**TASK PROMPT**
Exactly reproduce each line of the listing that follows.

**Records from a data source**
'''

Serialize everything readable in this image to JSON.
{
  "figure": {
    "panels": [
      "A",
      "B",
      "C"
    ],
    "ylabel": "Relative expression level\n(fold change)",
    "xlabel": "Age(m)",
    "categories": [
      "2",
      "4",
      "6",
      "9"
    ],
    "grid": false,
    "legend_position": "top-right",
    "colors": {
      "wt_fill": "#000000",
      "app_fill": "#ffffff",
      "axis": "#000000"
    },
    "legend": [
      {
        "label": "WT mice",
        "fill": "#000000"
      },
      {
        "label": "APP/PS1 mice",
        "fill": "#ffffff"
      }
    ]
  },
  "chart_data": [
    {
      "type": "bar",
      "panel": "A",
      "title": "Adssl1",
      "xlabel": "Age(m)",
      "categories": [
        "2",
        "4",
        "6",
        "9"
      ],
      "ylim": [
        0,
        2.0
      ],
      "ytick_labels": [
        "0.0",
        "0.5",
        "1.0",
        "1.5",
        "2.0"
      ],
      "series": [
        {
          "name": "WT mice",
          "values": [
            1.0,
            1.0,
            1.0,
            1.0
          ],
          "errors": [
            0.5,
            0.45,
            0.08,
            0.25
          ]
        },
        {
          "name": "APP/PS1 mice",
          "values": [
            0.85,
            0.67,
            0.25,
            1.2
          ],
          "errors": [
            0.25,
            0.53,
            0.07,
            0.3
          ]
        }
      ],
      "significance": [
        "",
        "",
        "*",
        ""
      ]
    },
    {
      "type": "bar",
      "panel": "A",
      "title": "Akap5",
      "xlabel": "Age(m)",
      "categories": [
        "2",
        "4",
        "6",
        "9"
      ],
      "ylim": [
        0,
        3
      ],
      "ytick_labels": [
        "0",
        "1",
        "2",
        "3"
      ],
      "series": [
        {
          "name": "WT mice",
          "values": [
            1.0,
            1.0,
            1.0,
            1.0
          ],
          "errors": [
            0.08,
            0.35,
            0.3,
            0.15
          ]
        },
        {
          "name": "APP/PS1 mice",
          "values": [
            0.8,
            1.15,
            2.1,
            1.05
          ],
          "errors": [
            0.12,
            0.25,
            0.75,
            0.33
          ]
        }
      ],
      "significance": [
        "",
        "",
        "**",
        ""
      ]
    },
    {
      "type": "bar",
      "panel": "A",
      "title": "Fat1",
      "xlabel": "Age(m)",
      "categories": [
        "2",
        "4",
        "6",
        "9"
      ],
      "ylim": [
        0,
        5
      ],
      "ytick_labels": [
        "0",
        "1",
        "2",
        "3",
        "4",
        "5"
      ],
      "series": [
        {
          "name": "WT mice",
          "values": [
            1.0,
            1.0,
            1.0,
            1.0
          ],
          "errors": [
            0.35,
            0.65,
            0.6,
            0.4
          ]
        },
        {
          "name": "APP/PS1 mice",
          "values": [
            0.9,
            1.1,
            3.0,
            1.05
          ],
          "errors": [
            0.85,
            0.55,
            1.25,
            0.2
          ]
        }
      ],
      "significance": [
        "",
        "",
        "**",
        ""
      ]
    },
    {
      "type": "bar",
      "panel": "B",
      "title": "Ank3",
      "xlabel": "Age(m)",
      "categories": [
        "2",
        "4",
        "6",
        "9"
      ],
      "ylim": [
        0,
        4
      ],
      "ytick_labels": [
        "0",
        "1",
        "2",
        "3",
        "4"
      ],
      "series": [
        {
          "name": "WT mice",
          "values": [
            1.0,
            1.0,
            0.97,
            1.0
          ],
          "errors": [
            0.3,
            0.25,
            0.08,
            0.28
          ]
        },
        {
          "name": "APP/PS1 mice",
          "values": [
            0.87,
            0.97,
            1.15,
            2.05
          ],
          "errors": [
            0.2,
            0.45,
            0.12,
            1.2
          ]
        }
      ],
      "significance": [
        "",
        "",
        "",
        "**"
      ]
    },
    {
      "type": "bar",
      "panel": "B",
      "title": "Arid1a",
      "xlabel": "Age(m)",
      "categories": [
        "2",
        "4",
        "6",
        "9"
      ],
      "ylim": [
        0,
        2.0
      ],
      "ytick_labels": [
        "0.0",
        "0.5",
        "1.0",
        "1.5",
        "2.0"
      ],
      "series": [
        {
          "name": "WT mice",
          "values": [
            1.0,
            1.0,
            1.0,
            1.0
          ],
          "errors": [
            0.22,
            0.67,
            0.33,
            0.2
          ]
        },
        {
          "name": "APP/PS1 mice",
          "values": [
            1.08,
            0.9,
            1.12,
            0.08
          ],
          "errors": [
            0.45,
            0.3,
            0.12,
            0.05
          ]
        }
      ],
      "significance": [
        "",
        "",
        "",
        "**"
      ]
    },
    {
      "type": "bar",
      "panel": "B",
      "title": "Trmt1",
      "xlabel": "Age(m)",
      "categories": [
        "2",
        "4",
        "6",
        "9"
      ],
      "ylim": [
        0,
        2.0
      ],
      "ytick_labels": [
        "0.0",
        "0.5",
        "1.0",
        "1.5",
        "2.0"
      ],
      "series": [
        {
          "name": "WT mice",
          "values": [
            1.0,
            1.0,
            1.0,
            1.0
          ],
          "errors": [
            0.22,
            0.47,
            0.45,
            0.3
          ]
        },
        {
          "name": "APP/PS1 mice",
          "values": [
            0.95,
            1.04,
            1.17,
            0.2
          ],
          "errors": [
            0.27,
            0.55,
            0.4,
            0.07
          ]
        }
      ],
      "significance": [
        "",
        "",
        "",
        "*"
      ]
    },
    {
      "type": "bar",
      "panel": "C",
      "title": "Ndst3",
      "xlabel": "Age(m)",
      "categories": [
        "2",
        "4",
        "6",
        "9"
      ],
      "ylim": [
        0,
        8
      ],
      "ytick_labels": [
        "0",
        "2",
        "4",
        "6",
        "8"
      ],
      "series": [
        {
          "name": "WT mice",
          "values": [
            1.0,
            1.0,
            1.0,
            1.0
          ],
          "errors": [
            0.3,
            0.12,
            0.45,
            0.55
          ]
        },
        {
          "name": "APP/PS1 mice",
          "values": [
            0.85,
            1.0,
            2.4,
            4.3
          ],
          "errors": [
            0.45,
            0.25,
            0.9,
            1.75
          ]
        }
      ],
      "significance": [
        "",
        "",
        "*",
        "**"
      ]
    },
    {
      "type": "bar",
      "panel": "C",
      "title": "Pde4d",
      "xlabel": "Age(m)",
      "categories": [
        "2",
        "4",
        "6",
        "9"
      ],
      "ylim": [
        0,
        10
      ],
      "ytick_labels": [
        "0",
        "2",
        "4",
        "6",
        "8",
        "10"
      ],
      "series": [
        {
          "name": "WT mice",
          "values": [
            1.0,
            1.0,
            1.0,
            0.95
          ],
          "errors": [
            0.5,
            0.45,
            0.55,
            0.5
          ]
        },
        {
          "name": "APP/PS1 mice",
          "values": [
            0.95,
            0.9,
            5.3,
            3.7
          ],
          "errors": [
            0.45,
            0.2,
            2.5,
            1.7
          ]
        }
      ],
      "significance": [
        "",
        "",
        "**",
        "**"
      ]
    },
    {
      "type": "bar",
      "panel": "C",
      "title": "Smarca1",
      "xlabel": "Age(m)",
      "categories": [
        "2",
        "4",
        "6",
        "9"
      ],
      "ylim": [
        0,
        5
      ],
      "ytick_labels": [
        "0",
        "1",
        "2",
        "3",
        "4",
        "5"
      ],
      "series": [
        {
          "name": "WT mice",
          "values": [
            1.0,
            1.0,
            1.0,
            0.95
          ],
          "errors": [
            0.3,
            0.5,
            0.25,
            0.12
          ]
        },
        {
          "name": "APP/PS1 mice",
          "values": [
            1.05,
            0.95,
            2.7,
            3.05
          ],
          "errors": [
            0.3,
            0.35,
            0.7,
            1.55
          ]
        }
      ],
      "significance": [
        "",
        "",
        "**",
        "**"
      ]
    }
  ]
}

'''

**ANSWER FOR THIS EXERCISE**
Serialize everything readable in this image to JSON.
{
  "figure": {
    "panels": [
      "A",
      "B",
      "C"
    ],
    "ylabel": "Relative expression level\n(fold change)",
    "xlabel": "Age(m)",
    "categories": [
      "2",
      "4",
      "6",
      "9"
    ],
    "grid": false,
    "legend_position": "top-right",
    "colors": {
      "wt_fill": "#000000",
      "app_fill": "#ffffff",
      "axis": "#000000"
    },
    "legend": [
      {
        "label": "WT mice",
        "fill": "#000000"
      },
      {
        "label": "APP/PS1 mice",
        "fill": "#ffffff"
      }
    ]
  },
  "chart_data": [
    {
      "type": "bar",
      "panel": "A",
      "title": "Adssl1",
      "xlabel": "Age(m)",
      "categories": [
        "2",
        "4",
        "6",
        "9"
      ],
      "ylim": [
        0,
        2.0
      ],
      "ytick_labels": [
        "0.0",
        "0.5",
        "1.0",
        "1.5",
        "2.0"
      ],
      "series": [
        {
          "name": "WT mice",
          "values": [
            1.0,
            1.0,
            1.0,
            1.0
          ],
          "errors": [
            0.5,
            0.45,
            0.08,
            0.25
          ]
        },
        {
          "name": "APP/PS1 mice",
          "values": [
            0.85,
            0.67,
            0.25,
            1.2
          ],
          "errors": [
            0.25,
            0.53,
            0.07,
            0.3
          ]
        }
      ],
      "significance": [
        "",
        "",
        "*",
        ""
      ]
    },
    {
      "type": "bar",
      "panel": "A",
      "title": "Akap5",
      "xlabel": "Age(m)",
      "categories": [
        "2",
        "4",
        "6",
        "9"
      ],
      "ylim": [
        0,
        3
      ],
      "ytick_labels": [
        "0",
        "1",
        "2",
        "3"
      ],
      "series": [
        {
          "name": "WT mice",
          "values": [
            1.0,
            1.0,
            1.0,
            1.0
          ],
          "errors": [
            0.08,
            0.35,
            0.3,
            0.15
          ]
        },
        {
          "name": "APP/PS1 mice",
          "values": [
            0.8,
            1.15,
            2.1,
            1.05
          ],
          "errors": [
            0.12,
            0.25,
            0.75,
            0.33
          ]
        }
      ],
      "significance": [
        "",
        "",
        "**",
        ""
      ]
    },
    {
      "type": "bar",
      "panel": "A",
      "title": "Fat1",
      "xlabel": "Age(m)",
      "categories": [
        "2",
        "4",
        "6",
        "9"
      ],
      "ylim": [
        0,
        5
      ],
      "ytick_labels": [
        "0",
        "1",
        "2",
        "3",
        "4",
        "5"
      ],
      "series": [
        {
          "name": "WT mice",
          "values": [
            1.0,
            1.0,
            1.0,
            1.0
          ],
          "errors": [
            0.35,
            0.65,
            0.6,
            0.4
          ]
        },
        {
          "name": "APP/PS1 mice",
          "values": [
            0.9,
            1.1,
            3.0,
            1.05
          ],
          "errors": [
            0.85,
            0.55,
            1.25,
            0.2
          ]
        }
      ],
      "significance": [
        "",
        "",
        "**",
        ""
      ]
    },
    {
      "type": "bar",
      "panel": "B",
      "title": "Ank3",
      "xlabel": "Age(m)",
      "categories": [
        "2",
        "4",
        "6",
        "9"
      ],
      "ylim": [
        0,
        4
      ],
      "ytick_labels": [
        "0",
        "1",
        "2",
        "3",
        "4"
      ],
      "series": [
        {
          "name": "WT mice",
          "values": [
            1.0,
            1.0,
            0.97,
            1.0
          ],
          "errors": [
            0.3,
            0.25,
            0.08,
            0.28
          ]
        },
        {
          "name": "APP/PS1 mice",
          "values": [
            0.87,
            0.97,
            1.15,
            2.05
          ],
          "errors": [
            0.2,
            0.45,
            0.12,
            1.2
          ]
        }
      ],
      "significance": [
        "",
        "",
        "",
        "**"
      ]
    },
    {
      "type": "bar",
      "panel": "B",
      "title": "Arid1a",
      "xlabel": "Age(m)",
      "categories": [
        "2",
        "4",
        "6",
        "9"
      ],
      "ylim": [
        0,
        2.0
      ],
      "ytick_labels": [
        "0.0",
        "0.5",
        "1.0",
        "1.5",
        "2.0"
      ],
      "series": [
        {
          "name": "WT mice",
          "values": [
            1.0,
            1.0,
            1.0,
            1.0
          ],
          "errors": [
            0.22,
            0.67,
            0.33,
            0.2
          ]
        },
        {
          "name": "APP/PS1 mice",
          "values": [
            1.08,
            0.9,
            1.12,
            0.08
          ],
          "errors": [
            0.45,
            0.3,
            0.12,
            0.05
          ]
        }
      ],
      "significance": [
        "",
        "",
        "",
        "**"
      ]
    },
    {
      "type": "bar",
      "panel": "B",
      "title": "Trmt1",
      "xlabel": "Age(m)",
      "categories": [
        "2",
        "4",
        "6",
        "9"
      ],
      "ylim": [
        0,
        2.0
      ],
      "ytick_labels": [
        "0.0",
        "0.5",
        "1.0",
        "1.5",
        "2.0"
      ],
      "series": [
        {
          "name": "WT mice",
          "values": [
            1.0,
            1.0,
            1.0,
            1.0
          ],
          "errors": [
            0.22,
            0.47,
            0.45,
            0.3
          ]
        },
        {
          "name": "APP/PS1 mice",
          "values": [
            0.95,
            1.04,
            1.17,
            0.2
          ],
          "errors": [
            0.27,
            0.55,
            0.4,
            0.07
          ]
        }
      ],
      "significance": [
        "",
        "",
        "",
        "*"
      ]
    },
    {
      "type": "bar",
      "panel": "C",
      "title": "Ndst3",
      "xlabel": "Age(m)",
      "categories": [
        "2",
        "4",
        "6",
        "9"
      ],
      "ylim": [
        0,
        8
      ],
      "ytick_labels": [
        "0",
        "2",
        "4",
        "6",
        "8"
      ],
      "series": [
        {
          "name": "WT mice",
          "values": [
            1.0,
            1.0,
            1.0,
            1.0
          ],
          "errors": [
            0.3,
            0.12,
            0.45,
            0.55
          ]
        },
        {
          "name": "APP/PS1 mice",
          "values": [
            0.85,
            1.0,
            2.4,
            4.3
          ],
          "errors": [
            0.45,
            0.25,
            0.9,
            1.75
          ]
        }
      ],
      "significance": [
        "",
        "",
        "*",
        "**"
      ]
    },
    {
      "type": "bar",
      "panel": "C",
      "title": "Pde4d",
      "xlabel": "Age(m)",
      "categories": [
        "2",
        "4",
        "6",
        "9"
      ],
      "ylim": [
        0,
        10
      ],
      "ytick_labels": [
        "0",
        "2",
        "4",
        "6",
        "8",
        "10"
      ],
      "series": [
        {
          "name": "WT mice",
          "values": [
            1.0,
            1.0,
            1.0,
            0.95
          ],
          "errors": [
            0.5,
            0.45,
            0.55,
            0.5
          ]
        },
        {
          "name": "APP/PS1 mice",
          "values": [
            0.95,
            0.9,
            5.3,
            3.7
          ],
          "errors": [
            0.45,
            0.2,
            2.5,
            1.7
          ]
        }
      ],
      "significance": [
        "",
        "",
        "**",
        "**"
      ]
    },
    {
      "type": "bar",
      "panel": "C",
      "title": "Smarca1",
      "xlabel": "Age(m)",
      "categories": [
        "2",
        "4",
        "6",
        "9"
      ],
      "ylim": [
        0,
        5
      ],
      "ytick_labels": [
        "0",
        "1",
        "2",
        "3",
        "4",
        "5"
      ],
      "series": [
        {
          "name": "WT mice",
          "values": [
            1.0,
            1.0,
            1.0,
            0.95
          ],
          "errors": [
            0.3,
            0.5,
            0.25,
            0.12
          ]
        },
        {
          "name": "APP/PS1 mice",
          "values": [
            1.05,
            0.95,
            2.7,
            3.05
          ],
          "errors": [
            0.3,
            0.35,
            0.7,
            1.55
          ]
        }
      ],
      "significance": [
        "",
        "",
        "**",
        "**"
      ]
    }
  ]
}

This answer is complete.